▸ **Stated problem**
All of the material below is to be restated word for word, apart from the pictures.

▸ **Supplied records**
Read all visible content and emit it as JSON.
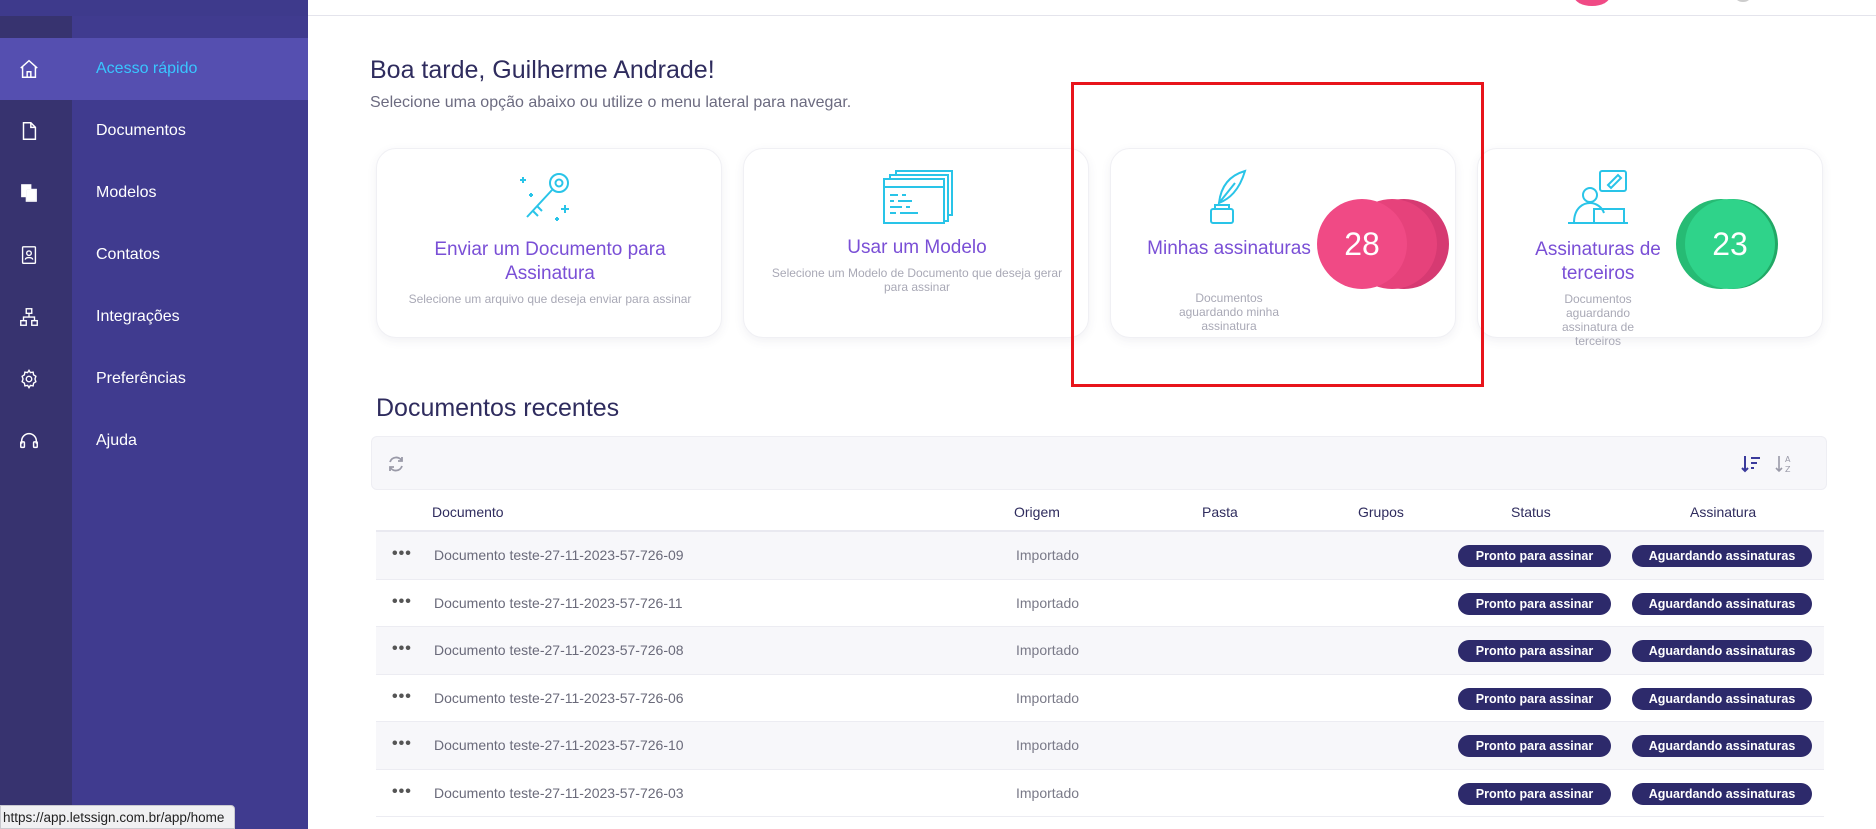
{
  "sidebar": {
    "items": [
      {
        "label": "Acesso rápido",
        "icon": "home-icon"
      },
      {
        "label": "Documentos",
        "icon": "document-icon"
      },
      {
        "label": "Modelos",
        "icon": "templates-icon"
      },
      {
        "label": "Contatos",
        "icon": "contacts-icon"
      },
      {
        "label": "Integrações",
        "icon": "integrations-icon"
      },
      {
        "label": "Preferências",
        "icon": "gear-icon"
      },
      {
        "label": "Ajuda",
        "icon": "headset-icon"
      }
    ],
    "active_index": 0
  },
  "header": {
    "greeting": "Boa tarde, Guilherme Andrade!",
    "subtitle": "Selecione uma opção abaixo ou utilize o menu lateral para navegar."
  },
  "cards": [
    {
      "title": "Enviar um Documento para Assinatura",
      "description": "Selecione um arquivo que deseja enviar para assinar",
      "icon": "key-icon"
    },
    {
      "title": "Usar um Modelo",
      "description": "Selecione um Modelo de Documento que deseja gerar para assinar",
      "icon": "template-stack-icon"
    },
    {
      "title": "Minhas assinaturas",
      "description": "Documentos aguardando minha assinatura",
      "icon": "quill-icon",
      "count": "28"
    },
    {
      "title": "Assinaturas de terceiros",
      "description": "Documentos aguardando assinatura de terceiros",
      "icon": "person-signing-icon",
      "count": "23"
    }
  ],
  "recent": {
    "title": "Documentos recentes",
    "columns": [
      "Documento",
      "Origem",
      "Pasta",
      "Grupos",
      "Status",
      "Assinatura"
    ],
    "rows": [
      {
        "document": "Documento teste-27-11-2023-57-726-09",
        "origin": "Importado",
        "status": "Pronto para assinar",
        "signature": "Aguardando assinaturas"
      },
      {
        "document": "Documento teste-27-11-2023-57-726-11",
        "origin": "Importado",
        "status": "Pronto para assinar",
        "signature": "Aguardando assinaturas"
      },
      {
        "document": "Documento teste-27-11-2023-57-726-08",
        "origin": "Importado",
        "status": "Pronto para assinar",
        "signature": "Aguardando assinaturas"
      },
      {
        "document": "Documento teste-27-11-2023-57-726-06",
        "origin": "Importado",
        "status": "Pronto para assinar",
        "signature": "Aguardando assinaturas"
      },
      {
        "document": "Documento teste-27-11-2023-57-726-10",
        "origin": "Importado",
        "status": "Pronto para assinar",
        "signature": "Aguardando assinaturas"
      },
      {
        "document": "Documento teste-27-11-2023-57-726-03",
        "origin": "Importado",
        "status": "Pronto para assinar",
        "signature": "Aguardando assinaturas"
      }
    ],
    "row_menu_label": "•••"
  },
  "statusbar": {
    "url": "https://app.letssign.com.br/app/home"
  },
  "colors": {
    "sidebar": "#403b8f",
    "sidebar_active": "#554fb0",
    "accent_purple": "#7a4fd6",
    "icon_cyan": "#29c4e8",
    "badge_pink": "#f04a85",
    "badge_green": "#2fd38a",
    "pill_navy": "#2d2a6b",
    "highlight_red": "#e8141b"
  }
}
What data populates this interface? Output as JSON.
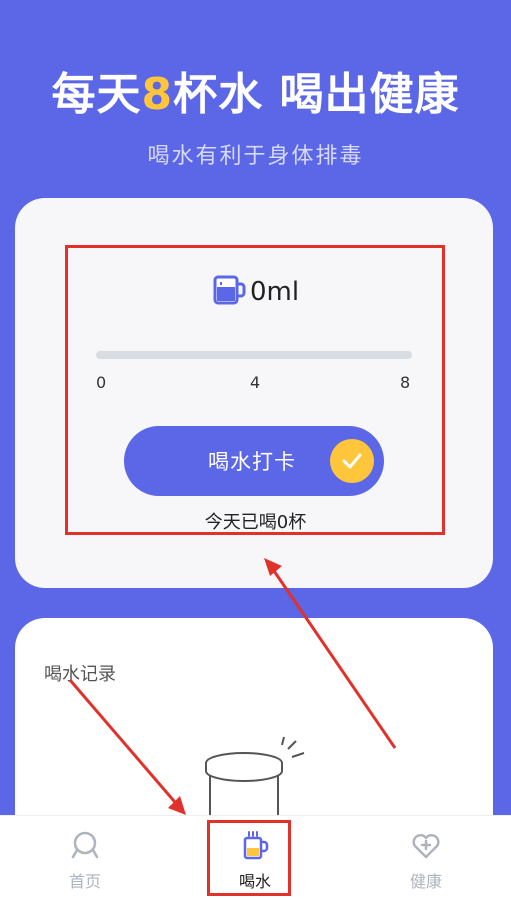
{
  "header": {
    "title_prefix": "每天",
    "title_number": "8",
    "title_suffix": "杯水 喝出健康",
    "subtitle": "喝水有利于身体排毒"
  },
  "tracker": {
    "amount": "0ml",
    "progress_fraction": 0,
    "ticks": [
      "0",
      "4",
      "8"
    ],
    "button_label": "喝水打卡",
    "today_status": "今天已喝0杯"
  },
  "record": {
    "title": "喝水记录"
  },
  "tabbar": {
    "items": [
      {
        "label": "首页",
        "icon": "home-icon"
      },
      {
        "label": "喝水",
        "icon": "cup-icon"
      },
      {
        "label": "健康",
        "icon": "heart-plus-icon"
      }
    ]
  },
  "colors": {
    "primary": "#5b67e6",
    "accent": "#ffc63c",
    "annotation": "#e0322b"
  }
}
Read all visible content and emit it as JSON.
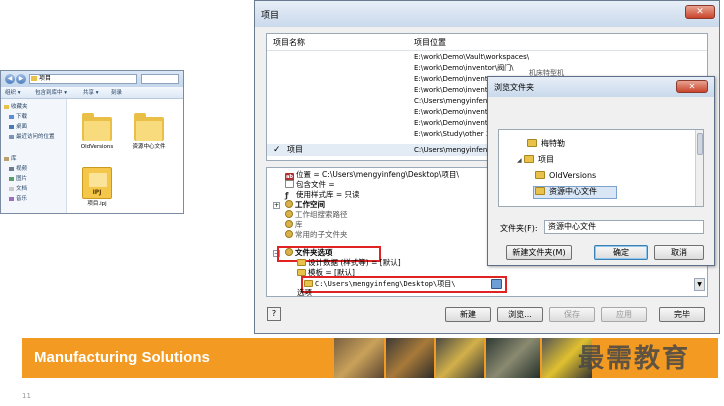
{
  "explorer": {
    "path_segment": "项目",
    "toolbar": [
      "组织 ▾",
      "包含到库中 ▾",
      "共享 ▾",
      "刻录"
    ],
    "nav_items": [
      {
        "label": "收藏夹",
        "icon": "star-icon"
      },
      {
        "label": "下载",
        "icon": "download-icon"
      },
      {
        "label": "桌面",
        "icon": "desktop-icon"
      },
      {
        "label": "最近访问的位置",
        "icon": "recent-icon"
      },
      {
        "label": "库",
        "icon": "library-icon"
      },
      {
        "label": "视频",
        "icon": "video-icon"
      },
      {
        "label": "图片",
        "icon": "picture-icon"
      },
      {
        "label": "文档",
        "icon": "document-icon"
      },
      {
        "label": "音乐",
        "icon": "music-icon"
      }
    ],
    "files": [
      {
        "name": "OldVersions",
        "type": "folder"
      },
      {
        "name": "资源中心文件",
        "type": "folder"
      },
      {
        "name": "项目.ipj",
        "type": "ipj",
        "icon_text": "IPJ"
      }
    ]
  },
  "main_dialog": {
    "title": "项目",
    "close_glyph": "✕",
    "columns": {
      "name": "项目名称",
      "location": "项目位置"
    },
    "paths": [
      "E:\\work\\Demo\\Vault\\workspaces\\",
      "E:\\work\\Demo\\inventor\\阀门\\",
      "E:\\work\\Demo\\inventor",
      "E:\\work\\Demo\\inventor",
      "C:\\Users\\mengyinfeng",
      "E:\\work\\Demo\\inventor",
      "E:\\work\\Demo\\inventor",
      "E:\\work\\Study\\other 3"
    ],
    "partial_text": "机床特型机",
    "selected_row": {
      "check": "✓",
      "name": "项目",
      "location": "C:\\Users\\mengyinfeng\\Desktop\\项目\\"
    },
    "tree": [
      "位置 = C:\\Users\\mengyinfeng\\Desktop\\项目\\",
      "包含文件 =",
      "使用样式库 = 只读",
      "工作空间",
      "工作组搜索路径",
      "库",
      "常用的子文件夹",
      "文件夹选项",
      "设计数据 (样式等) = [默认]",
      "模板 = [默认]",
      "选项"
    ],
    "path_field_value": "C:\\Users\\mengyinfeng\\Desktop\\项目\\",
    "help_label": "?",
    "buttons": [
      "新建",
      "浏览...",
      "保存",
      "应用",
      "完毕"
    ]
  },
  "browse_dialog": {
    "title": "浏览文件夹",
    "close_glyph": "✕",
    "tree": [
      "梅特勒",
      "项目",
      "OldVersions",
      "资源中心文件"
    ],
    "folder_label": "文件夹(F):",
    "folder_value": "资源中心文件",
    "buttons": {
      "new_folder": "新建文件夹(M)",
      "ok": "确定",
      "cancel": "取消"
    }
  },
  "footer": {
    "title": "Manufacturing Solutions",
    "page_number": "11",
    "watermark": "最需教育",
    "accent": "#f29a21"
  }
}
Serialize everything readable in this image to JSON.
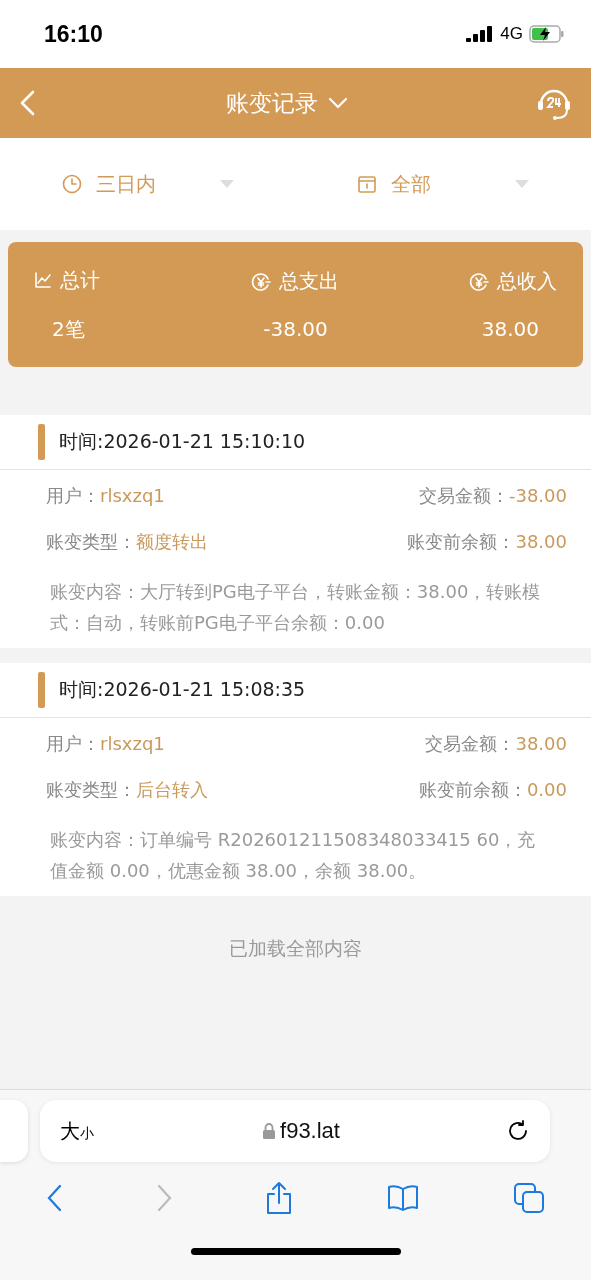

▸ **Complete answer**
Read all visible content and emit it as JSON.
{
  "sidebar": {
    "items": [
      {
        "label": "Acesso rápido",
        "icon": "home-icon"
      },
      {
        "label": "Documentos",
        "icon": "document-icon"
      },
      {
        "label": "Modelos",
        "icon": "templates-icon"
      },
      {
        "label": "Contatos",
        "icon": "contacts-icon"
      },
      {
        "label": "Integrações",
        "icon": "integrations-icon"
      },
      {
        "label": "Preferências",
        "icon": "gear-icon"
      },
      {
        "label": "Ajuda",
        "icon": "headset-icon"
      }
    ],
    "active_index": 0
  },
  "header": {
    "greeting": "Boa tarde, Guilherme Andrade!",
    "subtitle": "Selecione uma opção abaixo ou utilize o menu lateral para navegar."
  },
  "cards": [
    {
      "title": "Enviar um Documento para Assinatura",
      "description": "Selecione um arquivo que deseja enviar para assinar",
      "icon": "key-icon"
    },
    {
      "title": "Usar um Modelo",
      "description": "Selecione um Modelo de Documento que deseja gerar para assinar",
      "icon": "template-stack-icon"
    },
    {
      "title": "Minhas assinaturas",
      "description": "Documentos aguardando minha assinatura",
      "icon": "quill-icon",
      "count": "28"
    },
    {
      "title": "Assinaturas de terceiros",
      "description": "Documentos aguardando assinatura de terceiros",
      "icon": "person-signing-icon",
      "count": "23"
    }
  ],
  "recent": {
    "title": "Documentos recentes",
    "columns": [
      "Documento",
      "Origem",
      "Pasta",
      "Grupos",
      "Status",
      "Assinatura"
    ],
    "rows": [
      {
        "document": "Documento teste-27-11-2023-57-726-09",
        "origin": "Importado",
        "status": "Pronto para assinar",
        "signature": "Aguardando assinaturas"
      },
      {
        "document": "Documento teste-27-11-2023-57-726-11",
        "origin": "Importado",
        "status": "Pronto para assinar",
        "signature": "Aguardando assinaturas"
      },
      {
        "document": "Documento teste-27-11-2023-57-726-08",
        "origin": "Importado",
        "status": "Pronto para assinar",
        "signature": "Aguardando assinaturas"
      },
      {
        "document": "Documento teste-27-11-2023-57-726-06",
        "origin": "Importado",
        "status": "Pronto para assinar",
        "signature": "Aguardando assinaturas"
      },
      {
        "document": "Documento teste-27-11-2023-57-726-10",
        "origin": "Importado",
        "status": "Pronto para assinar",
        "signature": "Aguardando assinaturas"
      },
      {
        "document": "Documento teste-27-11-2023-57-726-03",
        "origin": "Importado",
        "status": "Pronto para assinar",
        "signature": "Aguardando assinaturas"
      }
    ],
    "row_menu_label": "•••"
  },
  "statusbar": {
    "url": "https://app.letssign.com.br/app/home"
  },
  "colors": {
    "sidebar": "#403b8f",
    "sidebar_active": "#554fb0",
    "accent_purple": "#7a4fd6",
    "icon_cyan": "#29c4e8",
    "badge_pink": "#f04a85",
    "badge_green": "#2fd38a",
    "pill_navy": "#2d2a6b",
    "highlight_red": "#e8141b"
  }
}
What data populates this interface? Output as JSON.
{
  "header": {
    "title_prefix": "每天",
    "title_number": "8",
    "title_suffix": "杯水 喝出健康",
    "subtitle": "喝水有利于身体排毒"
  },
  "tracker": {
    "amount": "0ml",
    "progress_fraction": 0,
    "ticks": [
      "0",
      "4",
      "8"
    ],
    "button_label": "喝水打卡",
    "today_status": "今天已喝0杯"
  },
  "record": {
    "title": "喝水记录"
  },
  "tabbar": {
    "items": [
      {
        "label": "首页",
        "icon": "home-icon"
      },
      {
        "label": "喝水",
        "icon": "cup-icon"
      },
      {
        "label": "健康",
        "icon": "heart-plus-icon"
      }
    ]
  },
  "colors": {
    "primary": "#5b67e6",
    "accent": "#ffc63c",
    "annotation": "#e0322b"
  }
}
Read all visible content and emit it as JSON.
{
  "explorer": {
    "path_segment": "项目",
    "toolbar": [
      "组织 ▾",
      "包含到库中 ▾",
      "共享 ▾",
      "刻录"
    ],
    "nav_items": [
      {
        "label": "收藏夹",
        "icon": "star-icon"
      },
      {
        "label": "下载",
        "icon": "download-icon"
      },
      {
        "label": "桌面",
        "icon": "desktop-icon"
      },
      {
        "label": "最近访问的位置",
        "icon": "recent-icon"
      },
      {
        "label": "库",
        "icon": "library-icon"
      },
      {
        "label": "视频",
        "icon": "video-icon"
      },
      {
        "label": "图片",
        "icon": "picture-icon"
      },
      {
        "label": "文档",
        "icon": "document-icon"
      },
      {
        "label": "音乐",
        "icon": "music-icon"
      }
    ],
    "files": [
      {
        "name": "OldVersions",
        "type": "folder"
      },
      {
        "name": "资源中心文件",
        "type": "folder"
      },
      {
        "name": "项目.ipj",
        "type": "ipj",
        "icon_text": "IPJ"
      }
    ]
  },
  "main_dialog": {
    "title": "项目",
    "close_glyph": "✕",
    "columns": {
      "name": "项目名称",
      "location": "项目位置"
    },
    "paths": [
      "E:\\work\\Demo\\Vault\\workspaces\\",
      "E:\\work\\Demo\\inventor\\阀门\\",
      "E:\\work\\Demo\\inventor",
      "E:\\work\\Demo\\inventor",
      "C:\\Users\\mengyinfeng",
      "E:\\work\\Demo\\inventor",
      "E:\\work\\Demo\\inventor",
      "E:\\work\\Study\\other 3"
    ],
    "partial_text": "机床特型机",
    "selected_row": {
      "check": "✓",
      "name": "项目",
      "location": "C:\\Users\\mengyinfeng\\Desktop\\项目\\"
    },
    "tree": [
      "位置 = C:\\Users\\mengyinfeng\\Desktop\\项目\\",
      "包含文件 =",
      "使用样式库 = 只读",
      "工作空间",
      "工作组搜索路径",
      "库",
      "常用的子文件夹",
      "文件夹选项",
      "设计数据 (样式等) = [默认]",
      "模板 = [默认]",
      "选项"
    ],
    "path_field_value": "C:\\Users\\mengyinfeng\\Desktop\\项目\\",
    "help_label": "?",
    "buttons": [
      "新建",
      "浏览...",
      "保存",
      "应用",
      "完毕"
    ]
  },
  "browse_dialog": {
    "title": "浏览文件夹",
    "close_glyph": "✕",
    "tree": [
      "梅特勒",
      "项目",
      "OldVersions",
      "资源中心文件"
    ],
    "folder_label": "文件夹(F):",
    "folder_value": "资源中心文件",
    "buttons": {
      "new_folder": "新建文件夹(M)",
      "ok": "确定",
      "cancel": "取消"
    }
  },
  "footer": {
    "title": "Manufacturing Solutions",
    "page_number": "11",
    "watermark": "最需教育",
    "accent": "#f29a21"
  }
}
Serialize everything readable in this image to JSON.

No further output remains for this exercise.